TASK INSTRUCTIONS:
Count the lines in the records below that contain the string "splunk", and give only that number.

◆ ◆ ◆ ◆ ◆

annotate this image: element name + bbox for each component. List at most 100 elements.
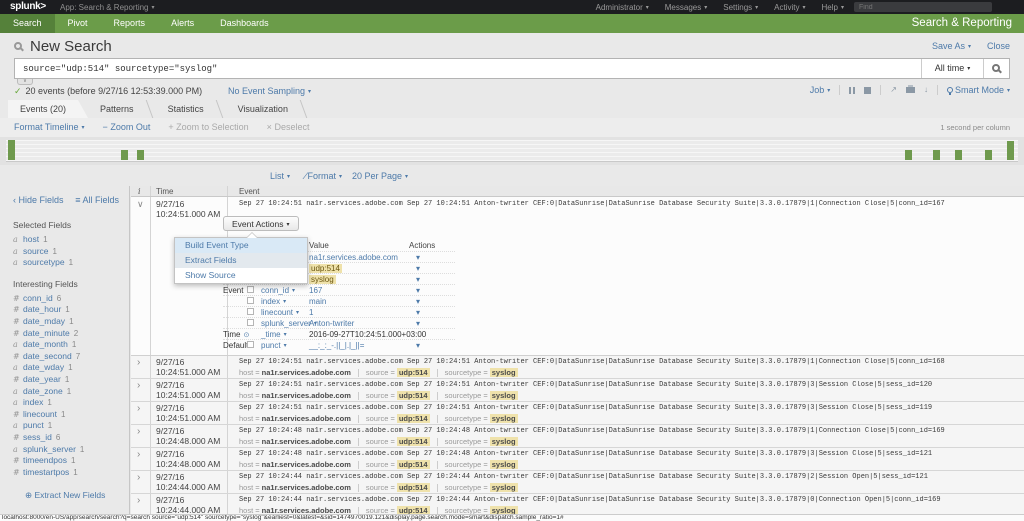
pause-icon[interactable] — [849, 87, 855, 94]
deselect-button[interactable]: × Deselect — [267, 122, 310, 132]
field-link-conn-id[interactable]: conn_id — [23, 293, 53, 303]
timeline-bar[interactable] — [137, 150, 144, 160]
expand-event-icon[interactable]: › — [137, 403, 140, 414]
field-tag-value-sourcetype[interactable]: syslog — [490, 391, 518, 400]
field-actions-host[interactable]: ▾ — [416, 253, 420, 262]
find-input[interactable] — [854, 2, 992, 12]
run-search-button[interactable] — [983, 59, 1009, 78]
field-name-time[interactable]: _time▾ — [261, 330, 287, 339]
field-name-linecount[interactable]: linecount▾ — [261, 308, 299, 317]
menu-item-extract-fields[interactable]: Extract Fields — [175, 253, 307, 268]
close-button[interactable]: Close — [987, 41, 1010, 51]
format-timeline-menu[interactable]: Format Timeline▾ — [14, 122, 85, 132]
field-value-source[interactable]: udp:514 — [309, 264, 342, 273]
field-link-splunk-server[interactable]: splunk_server — [23, 444, 76, 454]
save-as-button[interactable]: Save As▾ — [932, 41, 971, 51]
timeline-bar[interactable] — [1007, 141, 1014, 160]
field-actions-splunk-server[interactable]: ▾ — [416, 319, 420, 328]
expand-event-icon[interactable]: › — [137, 449, 140, 460]
field-tag-value-source[interactable]: udp:514 — [397, 460, 430, 469]
field-link-host[interactable]: host — [23, 234, 39, 244]
zoom-out-button[interactable]: − Zoom Out — [103, 122, 151, 132]
field-link-source[interactable]: source — [23, 246, 49, 256]
field-actions-linecount[interactable]: ▾ — [416, 308, 420, 317]
tab-visualization[interactable]: Visualization — [226, 100, 310, 118]
nav-item-alerts[interactable]: Alerts — [158, 14, 207, 33]
field-value-conn-id[interactable]: 167 — [309, 286, 322, 295]
field-tag-value-source[interactable]: udp:514 — [397, 437, 430, 446]
field-link-timestartpos[interactable]: timestartpos — [23, 467, 69, 477]
timeline-bar[interactable] — [905, 150, 912, 160]
expand-event-icon[interactable]: › — [137, 426, 140, 437]
timeline-bar[interactable] — [955, 150, 962, 160]
tab-patterns[interactable]: Patterns — [88, 100, 156, 118]
time-range-picker[interactable]: All time▾ — [921, 59, 983, 78]
field-link-date-hour[interactable]: date_hour — [23, 304, 61, 314]
field-link-punct[interactable]: punct — [23, 420, 44, 430]
field-tag-value-sourcetype[interactable]: syslog — [490, 437, 518, 446]
field-link-timeendpos[interactable]: timeendpos — [23, 455, 67, 465]
field-tag-value-host[interactable]: na1r.services.adobe.com — [262, 483, 351, 492]
field-tag-value-host[interactable]: na1r.services.adobe.com — [262, 414, 351, 423]
field-link-date-mday[interactable]: date_mday — [23, 316, 65, 326]
print-icon[interactable] — [906, 87, 915, 93]
field-value-punct[interactable]: __:_:_-.||_|.|_||= — [309, 341, 364, 350]
tab-statistics[interactable]: Statistics — [156, 100, 226, 118]
field-checkbox-index[interactable] — [247, 297, 254, 304]
topbar-menu-activity[interactable]: Activity▾ — [774, 3, 805, 12]
hide-fields-button[interactable]: ‹ Hide Fields — [13, 195, 64, 205]
field-value-splunk-server[interactable]: Anton-twriter — [309, 319, 354, 328]
event-actions-button[interactable]: Event Actions▾ — [223, 216, 299, 231]
field-link-date-minute[interactable]: date_minute — [23, 328, 70, 338]
menu-item-show-source[interactable]: Show Source — [175, 268, 307, 283]
field-tag-value-source[interactable]: udp:514 — [397, 414, 430, 423]
field-tag-value-source[interactable]: udp:514 — [397, 391, 430, 400]
field-tag-value-sourcetype[interactable]: syslog — [490, 414, 518, 423]
field-link-sess-id[interactable]: sess_id — [23, 432, 52, 442]
expand-event-icon[interactable]: › — [137, 380, 140, 391]
tab-events-20[interactable]: Events (20) — [8, 100, 88, 118]
per-page-menu[interactable]: 20 Per Page▾ — [352, 171, 408, 181]
expand-event-icon[interactable]: › — [137, 495, 140, 506]
timeline-bar[interactable] — [933, 150, 940, 160]
field-name-punct[interactable]: punct▾ — [261, 341, 287, 350]
field-checkbox-linecount[interactable] — [247, 308, 254, 315]
zoom-to-selection-button[interactable]: + Zoom to Selection — [168, 122, 248, 132]
field-link-date-zone[interactable]: date_zone — [23, 386, 63, 396]
timeline-bar[interactable] — [8, 140, 15, 160]
export-icon[interactable]: ↓ — [924, 86, 928, 94]
topbar-menu-settings[interactable]: Settings▾ — [723, 3, 758, 12]
all-fields-button[interactable]: ≡ All Fields — [75, 195, 119, 205]
topbar-menu-messages[interactable]: Messages▾ — [665, 3, 707, 12]
field-tag-value-sourcetype[interactable]: syslog — [490, 483, 518, 492]
field-tag-value-host[interactable]: na1r.services.adobe.com — [262, 460, 351, 469]
timeline-bar[interactable] — [985, 150, 992, 160]
field-name-conn-id[interactable]: conn_id▾ — [261, 286, 295, 295]
field-tag-value-source[interactable]: udp:514 — [397, 368, 430, 377]
app-context-menu[interactable]: App: Search & Reporting▾ — [60, 3, 155, 12]
collapse-event-icon[interactable]: ∨ — [137, 199, 144, 210]
topbar-menu-help[interactable]: Help▾ — [822, 3, 844, 12]
format-menu[interactable]: ⁄Format▾ — [305, 171, 342, 181]
field-checkbox-splunk-server[interactable] — [247, 319, 254, 326]
field-link-date-month[interactable]: date_month — [23, 339, 68, 349]
field-actions-source[interactable]: ▾ — [416, 264, 420, 273]
topbar-menu-administrator[interactable]: Administrator▾ — [596, 3, 649, 12]
field-actions-conn-id[interactable]: ▾ — [416, 286, 420, 295]
expand-event-icon[interactable]: › — [137, 357, 140, 368]
nav-item-reports[interactable]: Reports — [101, 14, 159, 33]
search-mode-menu[interactable]: Smart Mode▾ — [947, 85, 1010, 95]
field-value-linecount[interactable]: 1 — [309, 308, 313, 317]
timeline-plot[interactable] — [6, 140, 1018, 162]
field-checkbox-punct[interactable] — [247, 341, 254, 348]
job-menu[interactable]: Job▾ — [810, 85, 831, 95]
expand-event-icon[interactable]: › — [137, 472, 140, 483]
nav-item-pivot[interactable]: Pivot — [55, 14, 101, 33]
field-name-index[interactable]: index▾ — [261, 297, 286, 306]
field-link-linecount[interactable]: linecount — [23, 409, 57, 419]
field-tag-value-host[interactable]: na1r.services.adobe.com — [262, 368, 351, 377]
nav-item-search[interactable]: Search — [0, 14, 55, 33]
field-value-sourcetype[interactable]: syslog — [309, 275, 336, 284]
field-tag-value-source[interactable]: udp:514 — [397, 483, 430, 492]
field-checkbox-conn-id[interactable] — [247, 286, 254, 293]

◆ ◆ ◆ ◆ ◆

WRITTEN SOLUTION:
4